> [Aim]: Print all records exactly, leaving nothing out.

> [Source records]:
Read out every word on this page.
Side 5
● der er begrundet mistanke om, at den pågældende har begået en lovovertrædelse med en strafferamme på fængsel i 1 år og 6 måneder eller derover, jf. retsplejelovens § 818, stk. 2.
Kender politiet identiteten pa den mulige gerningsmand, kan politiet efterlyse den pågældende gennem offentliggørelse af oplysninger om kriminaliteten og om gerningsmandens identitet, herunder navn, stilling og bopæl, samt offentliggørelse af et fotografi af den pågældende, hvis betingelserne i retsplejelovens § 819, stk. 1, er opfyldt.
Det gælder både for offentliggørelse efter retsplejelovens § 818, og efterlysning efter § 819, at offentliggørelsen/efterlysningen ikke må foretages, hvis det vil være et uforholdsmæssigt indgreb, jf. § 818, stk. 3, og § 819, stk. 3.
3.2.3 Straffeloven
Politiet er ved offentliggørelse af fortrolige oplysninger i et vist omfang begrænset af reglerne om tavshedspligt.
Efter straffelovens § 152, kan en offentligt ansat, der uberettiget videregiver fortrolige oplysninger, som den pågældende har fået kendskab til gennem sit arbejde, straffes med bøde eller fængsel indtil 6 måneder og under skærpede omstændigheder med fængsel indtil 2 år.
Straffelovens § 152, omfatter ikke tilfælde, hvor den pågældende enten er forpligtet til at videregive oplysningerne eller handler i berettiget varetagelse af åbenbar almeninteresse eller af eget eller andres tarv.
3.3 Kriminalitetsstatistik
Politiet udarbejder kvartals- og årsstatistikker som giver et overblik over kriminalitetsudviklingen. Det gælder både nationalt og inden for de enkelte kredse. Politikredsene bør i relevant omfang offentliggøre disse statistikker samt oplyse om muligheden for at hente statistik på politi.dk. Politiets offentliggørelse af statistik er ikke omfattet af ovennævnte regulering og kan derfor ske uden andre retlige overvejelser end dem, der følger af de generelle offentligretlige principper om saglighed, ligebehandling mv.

> [Reply to the task]:
Read out every word on this page.
Side 5
● der er begrundet mistanke om, at den pågældende har begået en lovovertrædelse med en strafferamme på fængsel i 1 år og 6 måneder eller derover, jf. retsplejelovens § 818, stk. 2.
Kender politiet identiteten pa den mulige gerningsmand, kan politiet efterlyse den pågældende gennem offentliggørelse af oplysninger om kriminaliteten og om gerningsmandens identitet, herunder navn, stilling og bopæl, samt offentliggørelse af et fotografi af den pågældende, hvis betingelserne i retsplejelovens § 819, stk. 1, er opfyldt.
Det gælder både for offentliggørelse efter retsplejelovens § 818, og efterlysning efter § 819, at offentliggørelsen/efterlysningen ikke må foretages, hvis det vil være et uforholdsmæssigt indgreb, jf. § 818, stk. 3, og § 819, stk. 3.
3.2.3 Straffeloven
Politiet er ved offentliggørelse af fortrolige oplysninger i et vist omfang begrænset af reglerne om tavshedspligt.
Efter straffelovens § 152, kan en offentligt ansat, der uberettiget videregiver fortrolige oplysninger, som den pågældende har fået kendskab til gennem sit arbejde, straffes med bøde eller fængsel indtil 6 måneder og under skærpede omstændigheder med fængsel indtil 2 år.
Straffelovens § 152, omfatter ikke tilfælde, hvor den pågældende enten er forpligtet til at videregive oplysningerne eller handler i berettiget varetagelse af åbenbar almeninteresse eller af eget eller andres tarv.
3.3 Kriminalitetsstatistik
Politiet udarbejder kvartals- og årsstatistikker som giver et overblik over kriminalitetsudviklingen. Det gælder både nationalt og inden for de enkelte kredse. Politikredsene bør i relevant omfang offentliggøre disse statistikker samt oplyse om muligheden for at hente statistik på politi.dk. Politiets offentliggørelse af statistik er ikke omfattet af ovennævnte regulering og kan derfor ske uden andre retlige overvejelser end dem, der følger af de generelle offentligretlige principper om saglighed, ligebehandling mv.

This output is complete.